ENTRIES →

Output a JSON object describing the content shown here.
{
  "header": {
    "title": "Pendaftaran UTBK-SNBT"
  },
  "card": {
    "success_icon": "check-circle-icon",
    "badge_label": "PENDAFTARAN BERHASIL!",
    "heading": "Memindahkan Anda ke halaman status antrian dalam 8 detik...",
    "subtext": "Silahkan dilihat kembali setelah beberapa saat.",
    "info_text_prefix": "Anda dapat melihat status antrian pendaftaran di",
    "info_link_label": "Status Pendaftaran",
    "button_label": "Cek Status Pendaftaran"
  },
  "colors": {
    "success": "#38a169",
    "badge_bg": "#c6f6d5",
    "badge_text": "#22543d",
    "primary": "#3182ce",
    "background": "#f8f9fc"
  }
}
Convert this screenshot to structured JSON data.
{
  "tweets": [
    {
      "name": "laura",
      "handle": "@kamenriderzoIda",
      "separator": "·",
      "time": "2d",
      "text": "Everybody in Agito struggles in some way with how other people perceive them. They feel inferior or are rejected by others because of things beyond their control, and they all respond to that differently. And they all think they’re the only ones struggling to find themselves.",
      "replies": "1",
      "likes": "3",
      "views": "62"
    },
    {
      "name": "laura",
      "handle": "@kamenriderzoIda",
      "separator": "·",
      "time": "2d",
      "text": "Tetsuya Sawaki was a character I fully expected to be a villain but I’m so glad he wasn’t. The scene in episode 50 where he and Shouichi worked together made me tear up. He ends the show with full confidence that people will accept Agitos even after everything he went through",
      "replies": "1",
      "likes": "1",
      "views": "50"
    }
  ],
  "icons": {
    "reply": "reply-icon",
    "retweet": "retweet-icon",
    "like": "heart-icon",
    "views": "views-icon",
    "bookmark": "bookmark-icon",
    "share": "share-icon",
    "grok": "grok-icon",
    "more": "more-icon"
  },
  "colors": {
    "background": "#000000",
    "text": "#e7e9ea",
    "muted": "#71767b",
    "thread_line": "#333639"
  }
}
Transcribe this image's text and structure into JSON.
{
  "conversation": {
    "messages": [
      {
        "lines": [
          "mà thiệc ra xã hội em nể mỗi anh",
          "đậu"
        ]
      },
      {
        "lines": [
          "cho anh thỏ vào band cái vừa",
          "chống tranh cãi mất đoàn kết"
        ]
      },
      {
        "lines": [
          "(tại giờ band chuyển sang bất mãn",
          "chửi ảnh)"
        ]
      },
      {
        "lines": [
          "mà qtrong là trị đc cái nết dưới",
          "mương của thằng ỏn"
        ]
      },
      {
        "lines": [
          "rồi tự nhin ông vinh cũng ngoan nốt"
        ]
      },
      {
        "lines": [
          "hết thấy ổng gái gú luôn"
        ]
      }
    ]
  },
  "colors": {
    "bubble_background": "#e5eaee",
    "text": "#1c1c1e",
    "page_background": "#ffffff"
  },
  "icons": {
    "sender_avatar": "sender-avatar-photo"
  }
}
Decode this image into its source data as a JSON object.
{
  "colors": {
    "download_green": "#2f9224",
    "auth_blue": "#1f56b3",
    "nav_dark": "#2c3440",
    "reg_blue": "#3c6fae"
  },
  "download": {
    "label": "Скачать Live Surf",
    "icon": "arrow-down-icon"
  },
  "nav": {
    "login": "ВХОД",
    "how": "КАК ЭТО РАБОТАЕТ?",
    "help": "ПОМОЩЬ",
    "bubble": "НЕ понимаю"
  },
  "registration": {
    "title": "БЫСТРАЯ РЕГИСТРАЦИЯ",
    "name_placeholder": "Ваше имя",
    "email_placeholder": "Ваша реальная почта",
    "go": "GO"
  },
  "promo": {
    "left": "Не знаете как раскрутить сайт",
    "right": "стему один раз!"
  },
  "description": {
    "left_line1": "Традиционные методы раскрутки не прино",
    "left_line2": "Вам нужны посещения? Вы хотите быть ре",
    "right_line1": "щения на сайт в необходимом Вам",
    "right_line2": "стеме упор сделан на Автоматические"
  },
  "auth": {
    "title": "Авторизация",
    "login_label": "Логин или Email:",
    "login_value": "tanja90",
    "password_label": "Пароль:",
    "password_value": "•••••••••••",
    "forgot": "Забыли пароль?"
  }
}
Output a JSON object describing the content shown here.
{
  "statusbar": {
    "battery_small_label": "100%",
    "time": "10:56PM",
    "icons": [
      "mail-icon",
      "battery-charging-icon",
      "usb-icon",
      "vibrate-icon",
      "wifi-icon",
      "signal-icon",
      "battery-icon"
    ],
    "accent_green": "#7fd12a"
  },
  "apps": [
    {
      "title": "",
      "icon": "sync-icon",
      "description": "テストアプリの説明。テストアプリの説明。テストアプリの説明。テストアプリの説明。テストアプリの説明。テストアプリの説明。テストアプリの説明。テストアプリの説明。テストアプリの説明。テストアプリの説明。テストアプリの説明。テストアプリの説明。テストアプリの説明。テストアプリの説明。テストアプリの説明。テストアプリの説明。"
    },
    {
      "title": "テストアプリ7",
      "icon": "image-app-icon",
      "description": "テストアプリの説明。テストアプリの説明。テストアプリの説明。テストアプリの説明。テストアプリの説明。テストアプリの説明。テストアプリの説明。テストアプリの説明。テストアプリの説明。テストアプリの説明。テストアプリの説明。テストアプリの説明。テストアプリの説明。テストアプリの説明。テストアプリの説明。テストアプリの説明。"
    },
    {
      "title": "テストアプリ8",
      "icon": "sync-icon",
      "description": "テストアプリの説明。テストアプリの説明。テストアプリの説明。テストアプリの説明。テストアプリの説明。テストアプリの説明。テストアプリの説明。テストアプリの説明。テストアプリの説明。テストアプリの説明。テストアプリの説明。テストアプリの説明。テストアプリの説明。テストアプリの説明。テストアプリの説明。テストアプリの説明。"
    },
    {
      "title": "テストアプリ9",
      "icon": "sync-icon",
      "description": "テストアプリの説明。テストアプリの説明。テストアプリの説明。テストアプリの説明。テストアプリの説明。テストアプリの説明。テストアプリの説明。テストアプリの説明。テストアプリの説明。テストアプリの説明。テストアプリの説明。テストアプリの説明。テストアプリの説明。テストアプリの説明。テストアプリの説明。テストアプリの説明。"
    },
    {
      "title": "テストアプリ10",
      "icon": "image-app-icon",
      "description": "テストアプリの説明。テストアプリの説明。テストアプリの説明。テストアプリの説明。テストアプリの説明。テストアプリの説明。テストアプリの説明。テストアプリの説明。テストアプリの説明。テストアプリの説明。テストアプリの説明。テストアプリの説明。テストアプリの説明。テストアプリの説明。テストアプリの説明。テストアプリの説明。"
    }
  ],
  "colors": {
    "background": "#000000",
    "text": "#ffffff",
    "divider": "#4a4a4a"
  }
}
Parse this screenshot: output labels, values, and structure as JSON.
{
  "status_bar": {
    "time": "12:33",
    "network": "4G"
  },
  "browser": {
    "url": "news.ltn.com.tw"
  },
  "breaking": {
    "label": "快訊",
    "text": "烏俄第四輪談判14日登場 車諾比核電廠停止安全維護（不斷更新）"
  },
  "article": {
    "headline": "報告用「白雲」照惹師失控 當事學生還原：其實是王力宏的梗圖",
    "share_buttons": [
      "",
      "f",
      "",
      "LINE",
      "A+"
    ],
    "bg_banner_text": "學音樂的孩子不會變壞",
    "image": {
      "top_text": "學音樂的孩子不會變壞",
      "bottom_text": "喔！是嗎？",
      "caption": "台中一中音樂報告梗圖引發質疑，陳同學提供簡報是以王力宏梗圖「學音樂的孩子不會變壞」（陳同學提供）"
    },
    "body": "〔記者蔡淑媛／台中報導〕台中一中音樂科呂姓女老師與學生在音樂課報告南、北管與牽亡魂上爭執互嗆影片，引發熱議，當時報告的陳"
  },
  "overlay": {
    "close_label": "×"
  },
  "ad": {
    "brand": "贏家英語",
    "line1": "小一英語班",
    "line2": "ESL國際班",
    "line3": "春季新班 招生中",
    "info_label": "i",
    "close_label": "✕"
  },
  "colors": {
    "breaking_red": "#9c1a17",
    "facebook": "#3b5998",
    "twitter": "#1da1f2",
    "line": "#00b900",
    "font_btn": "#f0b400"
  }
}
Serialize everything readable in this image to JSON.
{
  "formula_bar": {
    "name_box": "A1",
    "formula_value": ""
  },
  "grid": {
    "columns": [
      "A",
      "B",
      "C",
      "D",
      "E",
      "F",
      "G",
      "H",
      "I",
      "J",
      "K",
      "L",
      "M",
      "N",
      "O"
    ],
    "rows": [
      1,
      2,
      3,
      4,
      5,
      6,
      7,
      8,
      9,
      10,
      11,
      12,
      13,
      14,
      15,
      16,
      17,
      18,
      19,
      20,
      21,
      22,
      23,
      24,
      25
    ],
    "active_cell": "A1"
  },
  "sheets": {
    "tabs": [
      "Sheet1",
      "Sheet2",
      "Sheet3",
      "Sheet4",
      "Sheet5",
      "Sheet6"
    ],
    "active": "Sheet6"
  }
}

TASK INSTRUCTIONS → Return all lines containing "antrian".

SOLVED PROBLEM →
    "heading": "Memindahkan Anda ke halaman status antrian dalam 8 detik...",
    "info_text_prefix": "Anda dapat melihat status antrian pendaftaran di",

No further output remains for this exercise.